# [Listing]
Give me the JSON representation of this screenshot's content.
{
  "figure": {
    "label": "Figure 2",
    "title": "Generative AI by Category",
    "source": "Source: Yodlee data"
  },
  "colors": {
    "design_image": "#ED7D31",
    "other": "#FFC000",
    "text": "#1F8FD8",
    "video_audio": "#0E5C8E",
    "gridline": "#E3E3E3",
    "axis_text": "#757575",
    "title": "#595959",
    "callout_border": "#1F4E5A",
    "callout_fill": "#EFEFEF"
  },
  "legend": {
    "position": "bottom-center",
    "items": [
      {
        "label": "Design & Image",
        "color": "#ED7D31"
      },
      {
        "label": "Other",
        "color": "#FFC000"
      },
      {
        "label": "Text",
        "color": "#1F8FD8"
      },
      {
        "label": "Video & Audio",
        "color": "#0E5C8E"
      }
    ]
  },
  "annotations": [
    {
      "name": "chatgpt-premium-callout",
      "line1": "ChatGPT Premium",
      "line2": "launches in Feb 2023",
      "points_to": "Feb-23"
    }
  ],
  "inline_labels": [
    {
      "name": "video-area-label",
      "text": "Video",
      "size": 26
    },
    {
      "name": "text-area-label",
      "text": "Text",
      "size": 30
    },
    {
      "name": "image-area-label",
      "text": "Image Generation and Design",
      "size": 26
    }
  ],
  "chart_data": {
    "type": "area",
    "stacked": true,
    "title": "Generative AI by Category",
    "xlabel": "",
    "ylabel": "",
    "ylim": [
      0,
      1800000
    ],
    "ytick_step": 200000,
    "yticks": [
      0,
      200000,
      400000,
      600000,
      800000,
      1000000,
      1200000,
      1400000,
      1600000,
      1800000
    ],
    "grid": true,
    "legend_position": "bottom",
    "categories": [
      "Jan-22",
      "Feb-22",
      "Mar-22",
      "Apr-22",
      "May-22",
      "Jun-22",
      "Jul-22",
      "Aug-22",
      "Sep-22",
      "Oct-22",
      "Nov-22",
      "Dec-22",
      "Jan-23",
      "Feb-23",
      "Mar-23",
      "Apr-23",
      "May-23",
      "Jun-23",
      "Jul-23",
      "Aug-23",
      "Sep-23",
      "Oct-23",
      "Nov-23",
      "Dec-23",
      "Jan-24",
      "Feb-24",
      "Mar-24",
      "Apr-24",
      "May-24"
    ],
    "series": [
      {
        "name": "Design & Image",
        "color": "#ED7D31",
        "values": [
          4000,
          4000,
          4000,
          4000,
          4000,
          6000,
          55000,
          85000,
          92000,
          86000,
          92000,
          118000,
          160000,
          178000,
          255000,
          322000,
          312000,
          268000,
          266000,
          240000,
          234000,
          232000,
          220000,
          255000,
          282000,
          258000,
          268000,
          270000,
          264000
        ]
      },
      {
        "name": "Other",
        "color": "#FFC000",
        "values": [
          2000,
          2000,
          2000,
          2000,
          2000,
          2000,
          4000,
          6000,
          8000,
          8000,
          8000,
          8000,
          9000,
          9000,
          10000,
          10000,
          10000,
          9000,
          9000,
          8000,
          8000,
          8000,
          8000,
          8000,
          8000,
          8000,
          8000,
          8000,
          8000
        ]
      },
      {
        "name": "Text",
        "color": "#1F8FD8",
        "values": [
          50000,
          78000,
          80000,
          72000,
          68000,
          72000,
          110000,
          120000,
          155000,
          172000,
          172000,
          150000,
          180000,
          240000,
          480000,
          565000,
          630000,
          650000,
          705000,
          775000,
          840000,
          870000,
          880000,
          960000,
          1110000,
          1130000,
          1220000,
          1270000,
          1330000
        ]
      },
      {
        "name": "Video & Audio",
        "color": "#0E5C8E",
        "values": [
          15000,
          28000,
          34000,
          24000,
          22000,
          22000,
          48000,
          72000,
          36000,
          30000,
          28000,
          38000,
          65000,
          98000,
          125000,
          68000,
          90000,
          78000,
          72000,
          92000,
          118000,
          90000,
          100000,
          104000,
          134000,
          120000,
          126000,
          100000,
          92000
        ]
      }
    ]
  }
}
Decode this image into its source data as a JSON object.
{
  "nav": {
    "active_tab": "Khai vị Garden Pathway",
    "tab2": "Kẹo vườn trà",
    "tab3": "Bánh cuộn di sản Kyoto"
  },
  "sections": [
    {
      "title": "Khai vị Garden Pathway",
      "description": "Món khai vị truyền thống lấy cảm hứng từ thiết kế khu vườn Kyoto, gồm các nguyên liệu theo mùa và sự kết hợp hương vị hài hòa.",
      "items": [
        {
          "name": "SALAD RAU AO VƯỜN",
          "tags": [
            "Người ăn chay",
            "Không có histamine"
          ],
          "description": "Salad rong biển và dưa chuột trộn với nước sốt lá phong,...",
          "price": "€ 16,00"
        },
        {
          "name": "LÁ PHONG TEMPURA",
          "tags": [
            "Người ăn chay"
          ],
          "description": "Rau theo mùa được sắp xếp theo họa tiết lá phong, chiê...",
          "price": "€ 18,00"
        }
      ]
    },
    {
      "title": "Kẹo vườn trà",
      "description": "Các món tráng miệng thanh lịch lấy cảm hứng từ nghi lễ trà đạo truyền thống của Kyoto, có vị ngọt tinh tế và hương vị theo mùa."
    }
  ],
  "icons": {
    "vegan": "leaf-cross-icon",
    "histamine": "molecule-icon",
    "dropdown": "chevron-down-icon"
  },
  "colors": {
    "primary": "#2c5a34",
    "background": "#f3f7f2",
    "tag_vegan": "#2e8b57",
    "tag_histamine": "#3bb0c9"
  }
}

# [Exercise instructions]
Output the entries exactly.

# [Solution]
Give me the JSON representation of this screenshot's content.
{
  "figure": {
    "label": "Figure 2",
    "title": "Generative AI by Category",
    "source": "Source: Yodlee data"
  },
  "colors": {
    "design_image": "#ED7D31",
    "other": "#FFC000",
    "text": "#1F8FD8",
    "video_audio": "#0E5C8E",
    "gridline": "#E3E3E3",
    "axis_text": "#757575",
    "title": "#595959",
    "callout_border": "#1F4E5A",
    "callout_fill": "#EFEFEF"
  },
  "legend": {
    "position": "bottom-center",
    "items": [
      {
        "label": "Design & Image",
        "color": "#ED7D31"
      },
      {
        "label": "Other",
        "color": "#FFC000"
      },
      {
        "label": "Text",
        "color": "#1F8FD8"
      },
      {
        "label": "Video & Audio",
        "color": "#0E5C8E"
      }
    ]
  },
  "annotations": [
    {
      "name": "chatgpt-premium-callout",
      "line1": "ChatGPT Premium",
      "line2": "launches in Feb 2023",
      "points_to": "Feb-23"
    }
  ],
  "inline_labels": [
    {
      "name": "video-area-label",
      "text": "Video",
      "size": 26
    },
    {
      "name": "text-area-label",
      "text": "Text",
      "size": 30
    },
    {
      "name": "image-area-label",
      "text": "Image Generation and Design",
      "size": 26
    }
  ],
  "chart_data": {
    "type": "area",
    "stacked": true,
    "title": "Generative AI by Category",
    "xlabel": "",
    "ylabel": "",
    "ylim": [
      0,
      1800000
    ],
    "ytick_step": 200000,
    "yticks": [
      0,
      200000,
      400000,
      600000,
      800000,
      1000000,
      1200000,
      1400000,
      1600000,
      1800000
    ],
    "grid": true,
    "legend_position": "bottom",
    "categories": [
      "Jan-22",
      "Feb-22",
      "Mar-22",
      "Apr-22",
      "May-22",
      "Jun-22",
      "Jul-22",
      "Aug-22",
      "Sep-22",
      "Oct-22",
      "Nov-22",
      "Dec-22",
      "Jan-23",
      "Feb-23",
      "Mar-23",
      "Apr-23",
      "May-23",
      "Jun-23",
      "Jul-23",
      "Aug-23",
      "Sep-23",
      "Oct-23",
      "Nov-23",
      "Dec-23",
      "Jan-24",
      "Feb-24",
      "Mar-24",
      "Apr-24",
      "May-24"
    ],
    "series": [
      {
        "name": "Design & Image",
        "color": "#ED7D31",
        "values": [
          4000,
          4000,
          4000,
          4000,
          4000,
          6000,
          55000,
          85000,
          92000,
          86000,
          92000,
          118000,
          160000,
          178000,
          255000,
          322000,
          312000,
          268000,
          266000,
          240000,
          234000,
          232000,
          220000,
          255000,
          282000,
          258000,
          268000,
          270000,
          264000
        ]
      },
      {
        "name": "Other",
        "color": "#FFC000",
        "values": [
          2000,
          2000,
          2000,
          2000,
          2000,
          2000,
          4000,
          6000,
          8000,
          8000,
          8000,
          8000,
          9000,
          9000,
          10000,
          10000,
          10000,
          9000,
          9000,
          8000,
          8000,
          8000,
          8000,
          8000,
          8000,
          8000,
          8000,
          8000,
          8000
        ]
      },
      {
        "name": "Text",
        "color": "#1F8FD8",
        "values": [
          50000,
          78000,
          80000,
          72000,
          68000,
          72000,
          110000,
          120000,
          155000,
          172000,
          172000,
          150000,
          180000,
          240000,
          480000,
          565000,
          630000,
          650000,
          705000,
          775000,
          840000,
          870000,
          880000,
          960000,
          1110000,
          1130000,
          1220000,
          1270000,
          1330000
        ]
      },
      {
        "name": "Video & Audio",
        "color": "#0E5C8E",
        "values": [
          15000,
          28000,
          34000,
          24000,
          22000,
          22000,
          48000,
          72000,
          36000,
          30000,
          28000,
          38000,
          65000,
          98000,
          125000,
          68000,
          90000,
          78000,
          72000,
          92000,
          118000,
          90000,
          100000,
          104000,
          134000,
          120000,
          126000,
          100000,
          92000
        ]
      }
    ]
  }
}
Decode this image into its source data as a JSON object.
{
  "nav": {
    "active_tab": "Khai vị Garden Pathway",
    "tab2": "Kẹo vườn trà",
    "tab3": "Bánh cuộn di sản Kyoto"
  },
  "sections": [
    {
      "title": "Khai vị Garden Pathway",
      "description": "Món khai vị truyền thống lấy cảm hứng từ thiết kế khu vườn Kyoto, gồm các nguyên liệu theo mùa và sự kết hợp hương vị hài hòa.",
      "items": [
        {
          "name": "SALAD RAU AO VƯỜN",
          "tags": [
            "Người ăn chay",
            "Không có histamine"
          ],
          "description": "Salad rong biển và dưa chuột trộn với nước sốt lá phong,...",
          "price": "€ 16,00"
        },
        {
          "name": "LÁ PHONG TEMPURA",
          "tags": [
            "Người ăn chay"
          ],
          "description": "Rau theo mùa được sắp xếp theo họa tiết lá phong, chiê...",
          "price": "€ 18,00"
        }
      ]
    },
    {
      "title": "Kẹo vườn trà",
      "description": "Các món tráng miệng thanh lịch lấy cảm hứng từ nghi lễ trà đạo truyền thống của Kyoto, có vị ngọt tinh tế và hương vị theo mùa."
    }
  ],
  "icons": {
    "vegan": "leaf-cross-icon",
    "histamine": "molecule-icon",
    "dropdown": "chevron-down-icon"
  },
  "colors": {
    "primary": "#2c5a34",
    "background": "#f3f7f2",
    "tag_vegan": "#2e8b57",
    "tag_histamine": "#3bb0c9"
  }
}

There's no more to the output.